## Challenge
Return each line holding the string "与塞尔维亚相比".

## Data to process
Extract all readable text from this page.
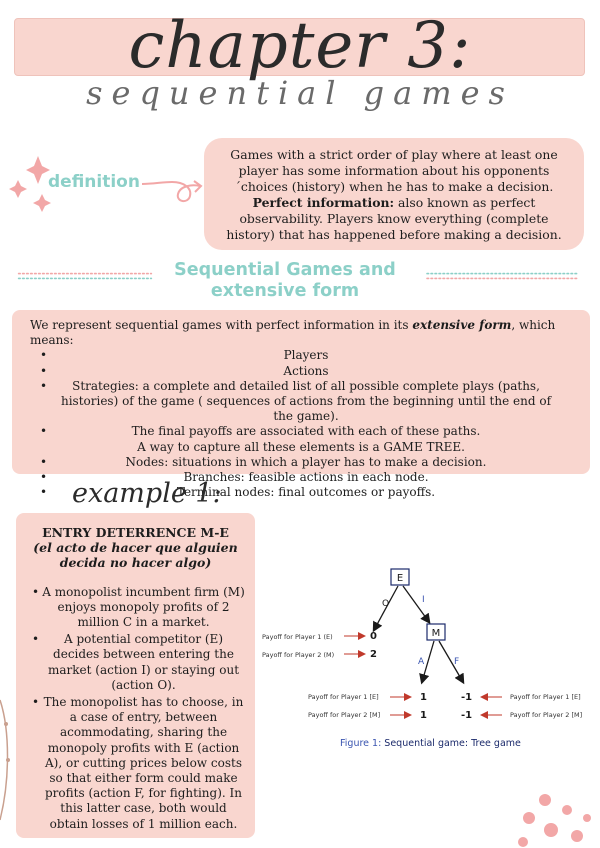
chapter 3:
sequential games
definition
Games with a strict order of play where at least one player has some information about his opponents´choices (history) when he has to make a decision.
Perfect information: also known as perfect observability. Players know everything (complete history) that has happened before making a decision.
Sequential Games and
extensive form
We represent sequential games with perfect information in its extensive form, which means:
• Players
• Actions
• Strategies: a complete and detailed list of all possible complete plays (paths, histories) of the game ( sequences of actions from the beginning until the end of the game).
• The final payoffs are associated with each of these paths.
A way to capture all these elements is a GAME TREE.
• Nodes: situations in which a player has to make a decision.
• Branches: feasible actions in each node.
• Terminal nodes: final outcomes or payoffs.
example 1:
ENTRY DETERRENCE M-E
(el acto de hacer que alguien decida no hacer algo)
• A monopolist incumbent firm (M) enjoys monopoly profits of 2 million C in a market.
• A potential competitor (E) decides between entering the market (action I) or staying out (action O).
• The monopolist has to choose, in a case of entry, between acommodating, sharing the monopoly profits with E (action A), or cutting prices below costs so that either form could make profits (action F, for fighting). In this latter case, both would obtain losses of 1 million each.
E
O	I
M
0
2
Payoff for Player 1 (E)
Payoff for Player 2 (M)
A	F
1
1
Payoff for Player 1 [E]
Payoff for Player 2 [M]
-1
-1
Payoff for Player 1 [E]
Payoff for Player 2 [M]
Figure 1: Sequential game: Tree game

---

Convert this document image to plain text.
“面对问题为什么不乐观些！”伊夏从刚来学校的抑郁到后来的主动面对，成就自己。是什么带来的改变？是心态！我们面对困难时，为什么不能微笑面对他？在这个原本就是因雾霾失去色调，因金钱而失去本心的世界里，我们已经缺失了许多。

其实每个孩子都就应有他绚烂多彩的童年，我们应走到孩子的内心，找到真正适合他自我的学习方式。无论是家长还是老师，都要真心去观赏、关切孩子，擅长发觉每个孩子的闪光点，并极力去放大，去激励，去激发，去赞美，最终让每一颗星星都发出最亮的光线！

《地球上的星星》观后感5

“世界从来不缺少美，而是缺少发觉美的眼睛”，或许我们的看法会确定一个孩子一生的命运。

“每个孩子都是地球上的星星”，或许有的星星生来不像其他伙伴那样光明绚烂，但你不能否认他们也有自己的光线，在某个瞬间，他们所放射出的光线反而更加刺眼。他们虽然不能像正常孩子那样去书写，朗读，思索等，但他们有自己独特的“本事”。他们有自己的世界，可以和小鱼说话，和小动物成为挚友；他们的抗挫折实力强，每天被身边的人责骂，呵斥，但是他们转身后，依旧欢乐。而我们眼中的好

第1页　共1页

---

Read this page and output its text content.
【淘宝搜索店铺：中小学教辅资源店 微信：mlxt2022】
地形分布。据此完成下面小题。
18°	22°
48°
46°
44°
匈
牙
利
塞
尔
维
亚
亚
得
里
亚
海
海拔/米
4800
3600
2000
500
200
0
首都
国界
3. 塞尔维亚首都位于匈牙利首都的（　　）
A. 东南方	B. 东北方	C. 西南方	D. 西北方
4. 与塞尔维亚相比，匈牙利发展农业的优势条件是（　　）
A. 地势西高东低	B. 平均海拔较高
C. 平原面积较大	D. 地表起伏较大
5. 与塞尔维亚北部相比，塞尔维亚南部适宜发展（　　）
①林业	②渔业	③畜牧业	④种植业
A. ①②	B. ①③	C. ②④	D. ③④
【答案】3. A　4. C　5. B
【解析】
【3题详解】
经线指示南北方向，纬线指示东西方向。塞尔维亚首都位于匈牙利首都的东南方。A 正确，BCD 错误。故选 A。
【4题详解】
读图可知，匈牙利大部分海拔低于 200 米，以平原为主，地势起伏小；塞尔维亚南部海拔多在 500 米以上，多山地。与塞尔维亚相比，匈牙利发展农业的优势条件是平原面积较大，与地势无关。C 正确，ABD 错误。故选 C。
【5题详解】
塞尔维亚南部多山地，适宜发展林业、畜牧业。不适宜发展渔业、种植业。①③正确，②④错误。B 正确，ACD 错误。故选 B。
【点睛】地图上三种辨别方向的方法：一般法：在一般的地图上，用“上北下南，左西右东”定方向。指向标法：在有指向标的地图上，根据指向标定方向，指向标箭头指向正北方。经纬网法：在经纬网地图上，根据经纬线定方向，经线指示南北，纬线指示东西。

## The reply
4. 与塞尔维亚相比，匈牙利发展农业的优势条件是（　　）
读图可知，匈牙利大部分海拔低于 200 米，以平原为主，地势起伏小；塞尔维亚南部海拔多在 500 米以上，多山地。与塞尔维亚相比，匈牙利发展农业的优势条件是平原面积较大，与地势无关。C 正确，ABD 错误。故选 C。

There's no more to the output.